TASK TO CARRY OUT -
Write out all of the records precisely. Skip anything that is a picture.

DATA TO PROCESS -
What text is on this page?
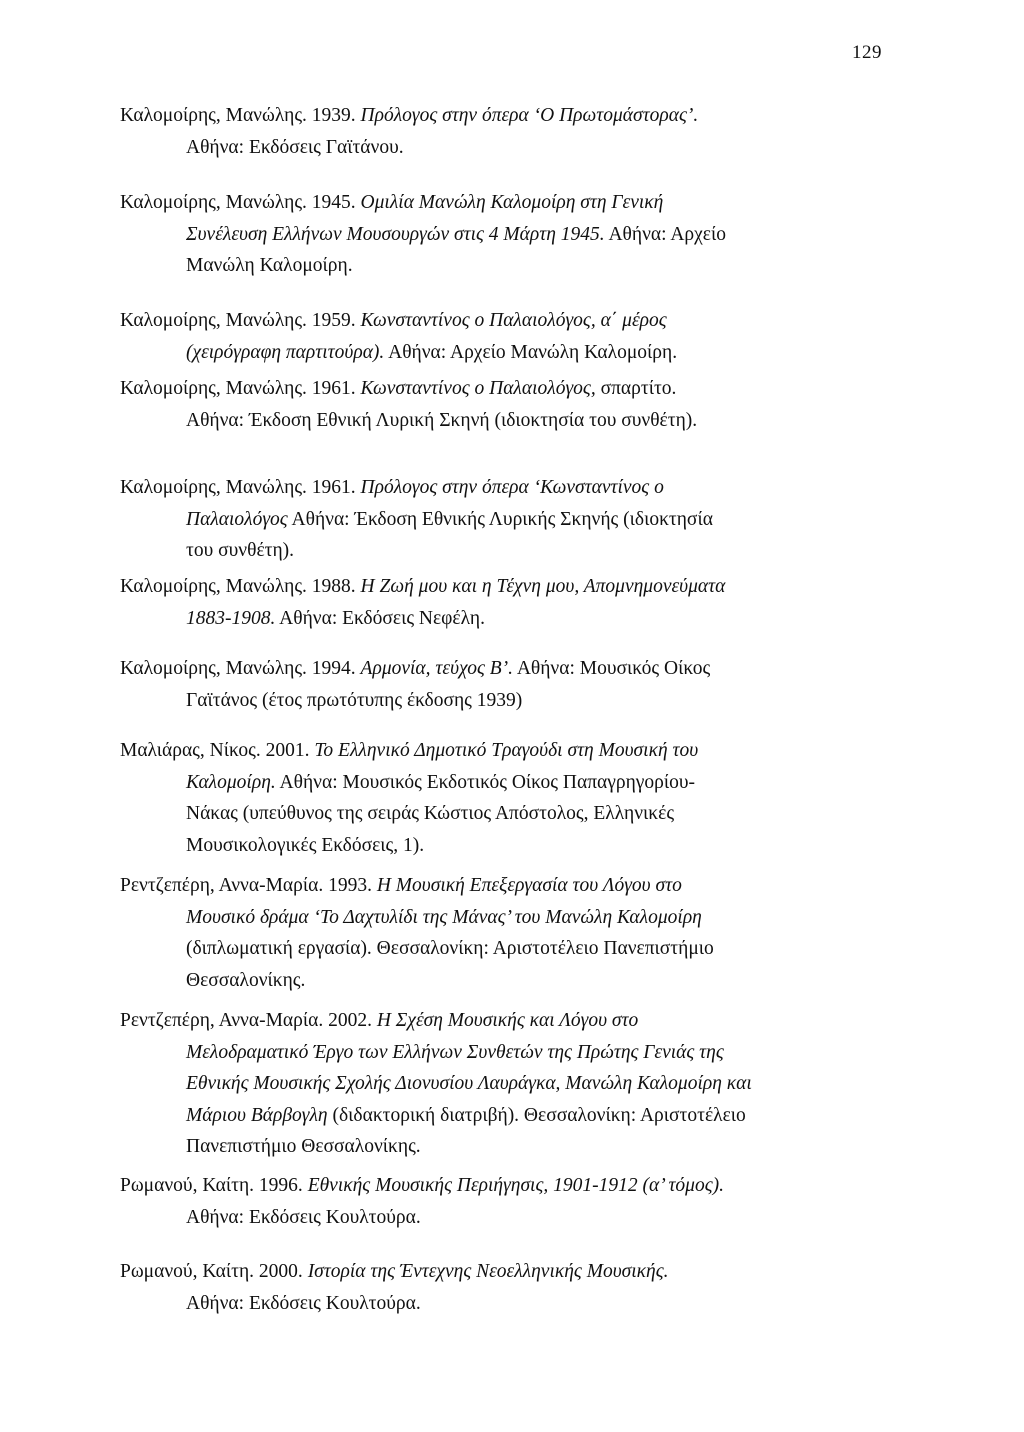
129
Καλομοίρης, Μανώλης. 1939. Πρόλογος στην όπερα ‘Ο Πρωτομάστορας’.
Αθήνα: Εκδόσεις Γαϊτάνου.
Καλομοίρης, Μανώλης. 1945. Ομιλία Μανώλη Καλομοίρη στη Γενική
Συνέλευση Ελλήνων Μουσουργών στις 4 Μάρτη 1945. Αθήνα: Αρχείο
Μανώλη Καλομοίρη.
Καλομοίρης, Μανώλης. 1959. Κωνσταντίνος ο Παλαιολόγος, α΄ μέρος
(χειρόγραφη παρτιτούρα). Αθήνα: Αρχείο Μανώλη Καλομοίρη.
Καλομοίρης, Μανώλης. 1961. Κωνσταντίνος ο Παλαιολόγος, σπαρτίτο.
Αθήνα: Έκδοση Εθνική Λυρική Σκηνή (ιδιοκτησία του συνθέτη).
Καλομοίρης, Μανώλης. 1961. Πρόλογος στην όπερα ‘Κωνσταντίνος ο
Παλαιολόγος Αθήνα: Έκδοση Εθνικής Λυρικής Σκηνής (ιδιοκτησία
του συνθέτη).
Καλομοίρης, Μανώλης. 1988. Η Ζωή μου και η Τέχνη μου, Απομνημονεύματα
1883-1908. Αθήνα: Εκδόσεις Νεφέλη.
Καλομοίρης, Μανώλης. 1994. Αρμονία, τεύχος Β’. Αθήνα: Μουσικός Οίκος
Γαϊτάνος (έτος πρωτότυπης έκδοσης 1939)
Μαλιάρας, Νίκος. 2001. Το Ελληνικό Δημοτικό Τραγούδι στη Μουσική του
Καλομοίρη. Αθήνα: Μουσικός Εκδοτικός Οίκος Παπαγρηγορίου-
Νάκας (υπεύθυνος της σειράς Κώστιος Απόστολος, Ελληνικές
Μουσικολογικές Εκδόσεις, 1).
Ρεντζεπέρη, Αννα-Μαρία. 1993. Η Μουσική Επεξεργασία του Λόγου στο
Μουσικό δράμα ‘Το Δαχτυλίδι της Μάνας’ του Μανώλη Καλομοίρη
(διπλωματική εργασία). Θεσσαλονίκη: Αριστοτέλειο Πανεπιστήμιο
Θεσσαλονίκης.
Ρεντζεπέρη, Αννα-Μαρία. 2002. Η Σχέση Μουσικής και Λόγου στο
Μελοδραματικό Έργο των Ελλήνων Συνθετών της Πρώτης Γενιάς της
Εθνικής Μουσικής Σχολής Διονυσίου Λαυράγκα, Μανώλη Καλομοίρη και
Μάριου Βάρβογλη (διδακτορική διατριβή). Θεσσαλονίκη: Αριστοτέλειο
Πανεπιστήμιο Θεσσαλονίκης.
Ρωμανού, Καίτη. 1996. Εθνικής Μουσικής Περιήγησις, 1901-1912 (α’ τόμος).
Αθήνα: Εκδόσεις Κουλτούρα.
Ρωμανού, Καίτη. 2000. Ιστορία της Έντεχνης Νεοελληνικής Μουσικής.
Αθήνα: Εκδόσεις Κουλτούρα.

OUTPUT FOR THIS TASK -
What text is on this page?
129
Καλομοίρης, Μανώλης. 1939. Πρόλογος στην όπερα ‘Ο Πρωτομάστορας’.
Αθήνα: Εκδόσεις Γαϊτάνου.
Καλομοίρης, Μανώλης. 1945. Ομιλία Μανώλη Καλομοίρη στη Γενική
Συνέλευση Ελλήνων Μουσουργών στις 4 Μάρτη 1945. Αθήνα: Αρχείο
Μανώλη Καλομοίρη.
Καλομοίρης, Μανώλης. 1959. Κωνσταντίνος ο Παλαιολόγος, α΄ μέρος
(χειρόγραφη παρτιτούρα). Αθήνα: Αρχείο Μανώλη Καλομοίρη.
Καλομοίρης, Μανώλης. 1961. Κωνσταντίνος ο Παλαιολόγος, σπαρτίτο.
Αθήνα: Έκδοση Εθνική Λυρική Σκηνή (ιδιοκτησία του συνθέτη).
Καλομοίρης, Μανώλης. 1961. Πρόλογος στην όπερα ‘Κωνσταντίνος ο
Παλαιολόγος Αθήνα: Έκδοση Εθνικής Λυρικής Σκηνής (ιδιοκτησία
του συνθέτη).
Καλομοίρης, Μανώλης. 1988. Η Ζωή μου και η Τέχνη μου, Απομνημονεύματα
1883-1908. Αθήνα: Εκδόσεις Νεφέλη.
Καλομοίρης, Μανώλης. 1994. Αρμονία, τεύχος Β’. Αθήνα: Μουσικός Οίκος
Γαϊτάνος (έτος πρωτότυπης έκδοσης 1939)
Μαλιάρας, Νίκος. 2001. Το Ελληνικό Δημοτικό Τραγούδι στη Μουσική του
Καλομοίρη. Αθήνα: Μουσικός Εκδοτικός Οίκος Παπαγρηγορίου-
Νάκας (υπεύθυνος της σειράς Κώστιος Απόστολος, Ελληνικές
Μουσικολογικές Εκδόσεις, 1).
Ρεντζεπέρη, Αννα-Μαρία. 1993. Η Μουσική Επεξεργασία του Λόγου στο
Μουσικό δράμα ‘Το Δαχτυλίδι της Μάνας’ του Μανώλη Καλομοίρη
(διπλωματική εργασία). Θεσσαλονίκη: Αριστοτέλειο Πανεπιστήμιο
Θεσσαλονίκης.
Ρεντζεπέρη, Αννα-Μαρία. 2002. Η Σχέση Μουσικής και Λόγου στο
Μελοδραματικό Έργο των Ελλήνων Συνθετών της Πρώτης Γενιάς της
Εθνικής Μουσικής Σχολής Διονυσίου Λαυράγκα, Μανώλη Καλομοίρη και
Μάριου Βάρβογλη (διδακτορική διατριβή). Θεσσαλονίκη: Αριστοτέλειο
Πανεπιστήμιο Θεσσαλονίκης.
Ρωμανού, Καίτη. 1996. Εθνικής Μουσικής Περιήγησις, 1901-1912 (α’ τόμος).
Αθήνα: Εκδόσεις Κουλτούρα.
Ρωμανού, Καίτη. 2000. Ιστορία της Έντεχνης Νεοελληνικής Μουσικής.
Αθήνα: Εκδόσεις Κουλτούρα.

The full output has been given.